* **EXERCISE OBJECTIVE**
Repeat the material verbatim. Images are excluded from the copy.

* **SUPPLIED INFORMATION**
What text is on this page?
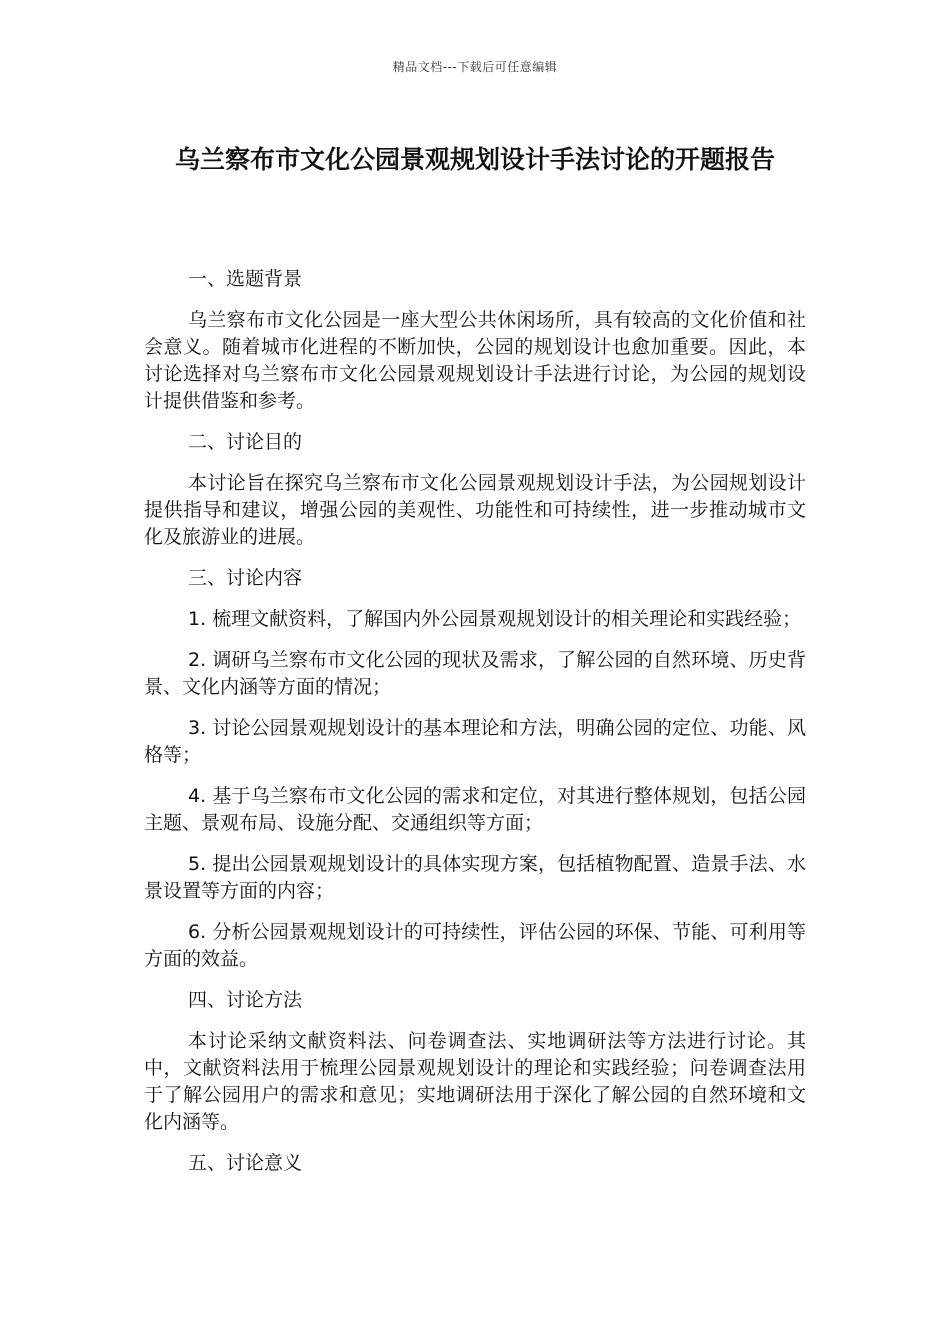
精品文档---下载后可任意编辑
乌兰察布市文化公园景观规划设计手法讨论的开题报告

一、选题背景

乌兰察布市文化公园是一座大型公共休闲场所，具有较高的文化价值和社会意义。随着城市化进程的不断加快，公园的规划设计也愈加重要。因此，本讨论选择对乌兰察布市文化公园景观规划设计手法进行讨论，为公园的规划设计提供借鉴和参考。

二、讨论目的

本讨论旨在探究乌兰察布市文化公园景观规划设计手法，为公园规划设计提供指导和建议，增强公园的美观性、功能性和可持续性，进一步推动城市文化及旅游业的进展。

三、讨论内容

1. 梳理文献资料，了解国内外公园景观规划设计的相关理论和实践经验；

2. 调研乌兰察布市文化公园的现状及需求，了解公园的自然环境、历史背景、文化内涵等方面的情况；

3. 讨论公园景观规划设计的基本理论和方法，明确公园的定位、功能、风格等；

4. 基于乌兰察布市文化公园的需求和定位，对其进行整体规划，包括公园主题、景观布局、设施分配、交通组织等方面；

5. 提出公园景观规划设计的具体实现方案，包括植物配置、造景手法、水景设置等方面的内容；

6. 分析公园景观规划设计的可持续性，评估公园的环保、节能、可利用等方面的效益。

四、讨论方法

本讨论采纳文献资料法、问卷调查法、实地调研法等方法进行讨论。其中，文献资料法用于梳理公园景观规划设计的理论和实践经验；问卷调查法用于了解公园用户的需求和意见；实地调研法用于深化了解公园的自然环境和文化内涵等。

五、讨论意义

* **FINAL RESULT**
What text is on this page?
精品文档---下载后可任意编辑
乌兰察布市文化公园景观规划设计手法讨论的开题报告

一、选题背景

乌兰察布市文化公园是一座大型公共休闲场所，具有较高的文化价值和社会意义。随着城市化进程的不断加快，公园的规划设计也愈加重要。因此，本讨论选择对乌兰察布市文化公园景观规划设计手法进行讨论，为公园的规划设计提供借鉴和参考。

二、讨论目的

本讨论旨在探究乌兰察布市文化公园景观规划设计手法，为公园规划设计提供指导和建议，增强公园的美观性、功能性和可持续性，进一步推动城市文化及旅游业的进展。

三、讨论内容

1. 梳理文献资料，了解国内外公园景观规划设计的相关理论和实践经验；

2. 调研乌兰察布市文化公园的现状及需求，了解公园的自然环境、历史背景、文化内涵等方面的情况；

3. 讨论公园景观规划设计的基本理论和方法，明确公园的定位、功能、风格等；

4. 基于乌兰察布市文化公园的需求和定位，对其进行整体规划，包括公园主题、景观布局、设施分配、交通组织等方面；

5. 提出公园景观规划设计的具体实现方案，包括植物配置、造景手法、水景设置等方面的内容；

6. 分析公园景观规划设计的可持续性，评估公园的环保、节能、可利用等方面的效益。

四、讨论方法

本讨论采纳文献资料法、问卷调查法、实地调研法等方法进行讨论。其中，文献资料法用于梳理公园景观规划设计的理论和实践经验；问卷调查法用于了解公园用户的需求和意见；实地调研法用于深化了解公园的自然环境和文化内涵等。

五、讨论意义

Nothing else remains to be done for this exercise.